• **Exercise brief**: Go through the entries below and print each one exactly, leaving out pictures.

• **Entries shown**:
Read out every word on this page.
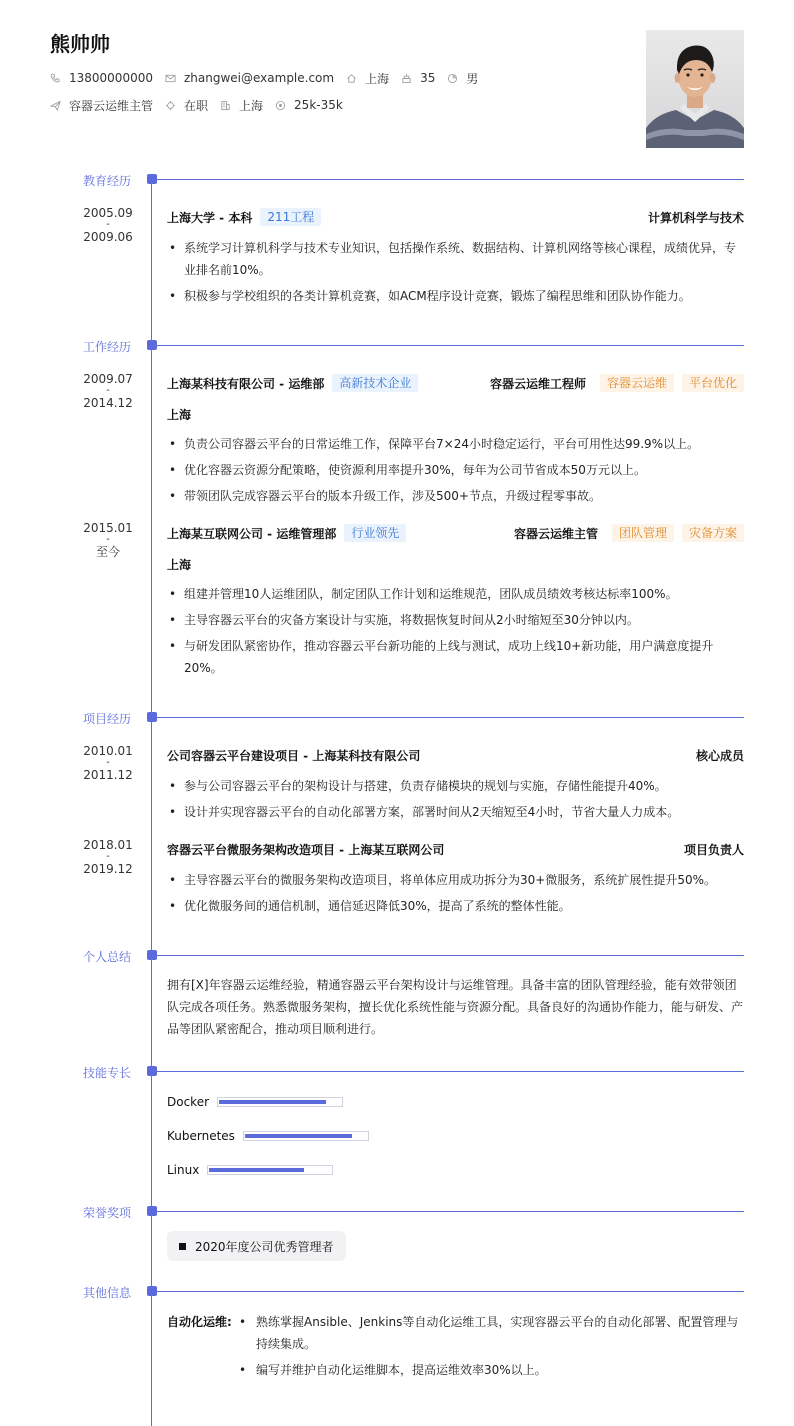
熊帅帅
13800000000	zhangwei@example.com	上海	35	男
容器云运维主管	在职	上海	25k-35k
教育经历
2005.09
-
2009.06
上海大学 - 本科	211工程	计算机科学与技术
• 系统学习计算机科学与技术专业知识，包括操作系统、数据结构、计算机网络等核心课程，成绩优异，专业排名前10%。
• 积极参与学校组织的各类计算机竞赛，如ACM程序设计竞赛，锻炼了编程思维和团队协作能力。
工作经历
2009.07
-
2014.12
上海某科技有限公司 - 运维部	高新技术企业	容器云运维工程师	容器云运维	平台优化
上海
• 负责公司容器云平台的日常运维工作，保障平台7×24小时稳定运行，平台可用性达99.9%以上。
• 优化容器云资源分配策略，使资源利用率提升30%，每年为公司节省成本50万元以上。
• 带领团队完成容器云平台的版本升级工作，涉及500+节点，升级过程零事故。
2015.01
-
至今
上海某互联网公司 - 运维管理部	行业领先	容器云运维主管	团队管理	灾备方案
上海
• 组建并管理10人运维团队，制定团队工作计划和运维规范，团队成员绩效考核达标率100%。
• 主导容器云平台的灾备方案设计与实施，将数据恢复时间从2小时缩短至30分钟以内。
• 与研发团队紧密协作，推动容器云平台新功能的上线与测试，成功上线10+新功能，用户满意度提升20%。
项目经历
2010.01
-
2011.12
公司容器云平台建设项目 - 上海某科技有限公司	核心成员
• 参与公司容器云平台的架构设计与搭建，负责存储模块的规划与实施，存储性能提升40%。
• 设计并实现容器云平台的自动化部署方案，部署时间从2天缩短至4小时，节省大量人力成本。
2018.01
-
2019.12
容器云平台微服务架构改造项目 - 上海某互联网公司	项目负责人
• 主导容器云平台的微服务架构改造项目，将单体应用成功拆分为30+微服务，系统扩展性提升50%。
• 优化微服务间的通信机制，通信延迟降低30%，提高了系统的整体性能。
个人总结
拥有[X]年容器云运维经验，精通容器云平台架构设计与运维管理。具备丰富的团队管理经验，能有效带领团队完成各项任务。熟悉微服务架构，擅长优化系统性能与资源分配。具备良好的沟通协作能力，能与研发、产品等团队紧密配合，推动项目顺利进行。
技能专长
Docker
Kubernetes
Linux
荣誉奖项
2020年度公司优秀管理者
其他信息
自动化运维:
•	熟练掌握Ansible、Jenkins等自动化运维工具，实现容器云平台的自动化部署、配置管理与持续集成。
• 编写并维护自动化运维脚本，提高运维效率30%以上。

• **Output of the task**:
Read out every word on this page.
熊帅帅
13800000000	zhangwei@example.com	上海	35	男
容器云运维主管	在职	上海	25k-35k
教育经历
2005.09
-
2009.06
上海大学 - 本科	211工程	计算机科学与技术
• 系统学习计算机科学与技术专业知识，包括操作系统、数据结构、计算机网络等核心课程，成绩优异，专业排名前10%。
• 积极参与学校组织的各类计算机竞赛，如ACM程序设计竞赛，锻炼了编程思维和团队协作能力。
工作经历
2009.07
-
2014.12
上海某科技有限公司 - 运维部	高新技术企业	容器云运维工程师	容器云运维	平台优化
上海
• 负责公司容器云平台的日常运维工作，保障平台7×24小时稳定运行，平台可用性达99.9%以上。
• 优化容器云资源分配策略，使资源利用率提升30%，每年为公司节省成本50万元以上。
• 带领团队完成容器云平台的版本升级工作，涉及500+节点，升级过程零事故。
2015.01
-
至今
上海某互联网公司 - 运维管理部	行业领先	容器云运维主管	团队管理	灾备方案
上海
• 组建并管理10人运维团队，制定团队工作计划和运维规范，团队成员绩效考核达标率100%。
• 主导容器云平台的灾备方案设计与实施，将数据恢复时间从2小时缩短至30分钟以内。
• 与研发团队紧密协作，推动容器云平台新功能的上线与测试，成功上线10+新功能，用户满意度提升20%。
项目经历
2010.01
-
2011.12
公司容器云平台建设项目 - 上海某科技有限公司	核心成员
• 参与公司容器云平台的架构设计与搭建，负责存储模块的规划与实施，存储性能提升40%。
• 设计并实现容器云平台的自动化部署方案，部署时间从2天缩短至4小时，节省大量人力成本。
2018.01
-
2019.12
容器云平台微服务架构改造项目 - 上海某互联网公司	项目负责人
• 主导容器云平台的微服务架构改造项目，将单体应用成功拆分为30+微服务，系统扩展性提升50%。
• 优化微服务间的通信机制，通信延迟降低30%，提高了系统的整体性能。
个人总结
拥有[X]年容器云运维经验，精通容器云平台架构设计与运维管理。具备丰富的团队管理经验，能有效带领团队完成各项任务。熟悉微服务架构，擅长优化系统性能与资源分配。具备良好的沟通协作能力，能与研发、产品等团队紧密配合，推动项目顺利进行。
技能专长
Docker
Kubernetes
Linux
荣誉奖项
2020年度公司优秀管理者
其他信息
自动化运维:
•	熟练掌握Ansible、Jenkins等自动化运维工具，实现容器云平台的自动化部署、配置管理与持续集成。
• 编写并维护自动化运维脚本，提高运维效率30%以上。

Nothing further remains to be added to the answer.